Written problem ->
Write out the whole of the material exactly.

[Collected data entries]
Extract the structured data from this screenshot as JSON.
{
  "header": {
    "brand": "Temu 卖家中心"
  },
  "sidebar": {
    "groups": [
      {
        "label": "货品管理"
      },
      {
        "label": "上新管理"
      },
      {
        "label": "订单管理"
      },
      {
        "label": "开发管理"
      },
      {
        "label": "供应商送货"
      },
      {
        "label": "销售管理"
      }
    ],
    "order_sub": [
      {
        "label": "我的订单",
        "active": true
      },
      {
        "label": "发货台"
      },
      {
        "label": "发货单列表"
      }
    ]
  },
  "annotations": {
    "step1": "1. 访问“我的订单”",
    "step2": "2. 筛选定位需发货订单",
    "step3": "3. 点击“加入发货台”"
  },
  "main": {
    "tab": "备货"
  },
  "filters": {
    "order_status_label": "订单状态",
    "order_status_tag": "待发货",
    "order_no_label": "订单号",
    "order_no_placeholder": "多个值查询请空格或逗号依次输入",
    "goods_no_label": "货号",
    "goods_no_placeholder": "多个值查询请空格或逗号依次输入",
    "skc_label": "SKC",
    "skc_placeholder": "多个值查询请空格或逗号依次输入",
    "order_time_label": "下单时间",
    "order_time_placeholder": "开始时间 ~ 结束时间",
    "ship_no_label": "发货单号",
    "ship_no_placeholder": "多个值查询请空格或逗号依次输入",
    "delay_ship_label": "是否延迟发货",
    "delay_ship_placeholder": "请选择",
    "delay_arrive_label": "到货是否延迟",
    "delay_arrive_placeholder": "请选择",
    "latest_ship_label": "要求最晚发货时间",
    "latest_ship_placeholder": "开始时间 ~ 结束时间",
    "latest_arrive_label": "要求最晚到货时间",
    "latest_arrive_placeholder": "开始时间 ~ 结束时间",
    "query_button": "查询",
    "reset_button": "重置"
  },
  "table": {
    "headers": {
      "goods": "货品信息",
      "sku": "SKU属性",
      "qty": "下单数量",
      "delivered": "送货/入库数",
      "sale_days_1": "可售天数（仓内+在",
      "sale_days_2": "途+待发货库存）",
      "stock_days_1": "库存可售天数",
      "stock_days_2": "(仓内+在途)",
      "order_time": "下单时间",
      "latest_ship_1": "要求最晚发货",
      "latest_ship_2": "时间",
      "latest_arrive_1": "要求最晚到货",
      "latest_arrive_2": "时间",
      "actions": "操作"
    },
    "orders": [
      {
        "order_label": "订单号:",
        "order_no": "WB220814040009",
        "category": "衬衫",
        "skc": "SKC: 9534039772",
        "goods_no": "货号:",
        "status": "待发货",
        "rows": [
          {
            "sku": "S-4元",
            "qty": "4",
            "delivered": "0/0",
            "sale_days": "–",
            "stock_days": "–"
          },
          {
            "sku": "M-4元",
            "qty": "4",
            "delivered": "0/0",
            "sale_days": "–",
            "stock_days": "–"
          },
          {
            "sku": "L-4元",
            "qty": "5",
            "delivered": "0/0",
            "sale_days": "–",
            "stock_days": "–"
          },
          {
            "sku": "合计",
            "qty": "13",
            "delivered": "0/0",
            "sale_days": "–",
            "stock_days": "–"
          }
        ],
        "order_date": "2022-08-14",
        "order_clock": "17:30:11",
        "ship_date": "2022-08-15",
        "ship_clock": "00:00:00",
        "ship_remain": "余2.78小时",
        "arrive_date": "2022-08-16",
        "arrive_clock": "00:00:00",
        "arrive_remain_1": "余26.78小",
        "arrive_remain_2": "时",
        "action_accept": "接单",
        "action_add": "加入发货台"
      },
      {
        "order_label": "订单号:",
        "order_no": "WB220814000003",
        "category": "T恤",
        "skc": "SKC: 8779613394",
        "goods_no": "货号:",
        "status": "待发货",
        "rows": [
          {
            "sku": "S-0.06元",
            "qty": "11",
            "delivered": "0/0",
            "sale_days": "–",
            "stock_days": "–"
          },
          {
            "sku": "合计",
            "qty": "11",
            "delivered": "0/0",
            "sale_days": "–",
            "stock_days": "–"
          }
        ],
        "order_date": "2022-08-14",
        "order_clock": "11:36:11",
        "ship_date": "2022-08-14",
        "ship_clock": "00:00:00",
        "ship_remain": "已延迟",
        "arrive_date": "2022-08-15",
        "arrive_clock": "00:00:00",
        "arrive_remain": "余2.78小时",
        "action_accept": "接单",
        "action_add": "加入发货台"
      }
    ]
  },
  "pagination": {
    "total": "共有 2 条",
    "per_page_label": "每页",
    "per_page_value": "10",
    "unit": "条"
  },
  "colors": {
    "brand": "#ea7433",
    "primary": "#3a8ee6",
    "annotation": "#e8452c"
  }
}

Reply to the exercise ->
Extract the structured data from this screenshot as JSON.
{
  "header": {
    "brand": "Temu 卖家中心"
  },
  "sidebar": {
    "groups": [
      {
        "label": "货品管理"
      },
      {
        "label": "上新管理"
      },
      {
        "label": "订单管理"
      },
      {
        "label": "开发管理"
      },
      {
        "label": "供应商送货"
      },
      {
        "label": "销售管理"
      }
    ],
    "order_sub": [
      {
        "label": "我的订单",
        "active": true
      },
      {
        "label": "发货台"
      },
      {
        "label": "发货单列表"
      }
    ]
  },
  "annotations": {
    "step1": "1. 访问“我的订单”",
    "step2": "2. 筛选定位需发货订单",
    "step3": "3. 点击“加入发货台”"
  },
  "main": {
    "tab": "备货"
  },
  "filters": {
    "order_status_label": "订单状态",
    "order_status_tag": "待发货",
    "order_no_label": "订单号",
    "order_no_placeholder": "多个值查询请空格或逗号依次输入",
    "goods_no_label": "货号",
    "goods_no_placeholder": "多个值查询请空格或逗号依次输入",
    "skc_label": "SKC",
    "skc_placeholder": "多个值查询请空格或逗号依次输入",
    "order_time_label": "下单时间",
    "order_time_placeholder": "开始时间 ~ 结束时间",
    "ship_no_label": "发货单号",
    "ship_no_placeholder": "多个值查询请空格或逗号依次输入",
    "delay_ship_label": "是否延迟发货",
    "delay_ship_placeholder": "请选择",
    "delay_arrive_label": "到货是否延迟",
    "delay_arrive_placeholder": "请选择",
    "latest_ship_label": "要求最晚发货时间",
    "latest_ship_placeholder": "开始时间 ~ 结束时间",
    "latest_arrive_label": "要求最晚到货时间",
    "latest_arrive_placeholder": "开始时间 ~ 结束时间",
    "query_button": "查询",
    "reset_button": "重置"
  },
  "table": {
    "headers": {
      "goods": "货品信息",
      "sku": "SKU属性",
      "qty": "下单数量",
      "delivered": "送货/入库数",
      "sale_days_1": "可售天数（仓内+在",
      "sale_days_2": "途+待发货库存）",
      "stock_days_1": "库存可售天数",
      "stock_days_2": "(仓内+在途)",
      "order_time": "下单时间",
      "latest_ship_1": "要求最晚发货",
      "latest_ship_2": "时间",
      "latest_arrive_1": "要求最晚到货",
      "latest_arrive_2": "时间",
      "actions": "操作"
    },
    "orders": [
      {
        "order_label": "订单号:",
        "order_no": "WB220814040009",
        "category": "衬衫",
        "skc": "SKC: 9534039772",
        "goods_no": "货号:",
        "status": "待发货",
        "rows": [
          {
            "sku": "S-4元",
            "qty": "4",
            "delivered": "0/0",
            "sale_days": "–",
            "stock_days": "–"
          },
          {
            "sku": "M-4元",
            "qty": "4",
            "delivered": "0/0",
            "sale_days": "–",
            "stock_days": "–"
          },
          {
            "sku": "L-4元",
            "qty": "5",
            "delivered": "0/0",
            "sale_days": "–",
            "stock_days": "–"
          },
          {
            "sku": "合计",
            "qty": "13",
            "delivered": "0/0",
            "sale_days": "–",
            "stock_days": "–"
          }
        ],
        "order_date": "2022-08-14",
        "order_clock": "17:30:11",
        "ship_date": "2022-08-15",
        "ship_clock": "00:00:00",
        "ship_remain": "余2.78小时",
        "arrive_date": "2022-08-16",
        "arrive_clock": "00:00:00",
        "arrive_remain_1": "余26.78小",
        "arrive_remain_2": "时",
        "action_accept": "接单",
        "action_add": "加入发货台"
      },
      {
        "order_label": "订单号:",
        "order_no": "WB220814000003",
        "category": "T恤",
        "skc": "SKC: 8779613394",
        "goods_no": "货号:",
        "status": "待发货",
        "rows": [
          {
            "sku": "S-0.06元",
            "qty": "11",
            "delivered": "0/0",
            "sale_days": "–",
            "stock_days": "–"
          },
          {
            "sku": "合计",
            "qty": "11",
            "delivered": "0/0",
            "sale_days": "–",
            "stock_days": "–"
          }
        ],
        "order_date": "2022-08-14",
        "order_clock": "11:36:11",
        "ship_date": "2022-08-14",
        "ship_clock": "00:00:00",
        "ship_remain": "已延迟",
        "arrive_date": "2022-08-15",
        "arrive_clock": "00:00:00",
        "arrive_remain": "余2.78小时",
        "action_accept": "接单",
        "action_add": "加入发货台"
      }
    ]
  },
  "pagination": {
    "total": "共有 2 条",
    "per_page_label": "每页",
    "per_page_value": "10",
    "unit": "条"
  },
  "colors": {
    "brand": "#ea7433",
    "primary": "#3a8ee6",
    "annotation": "#e8452c"
  }
}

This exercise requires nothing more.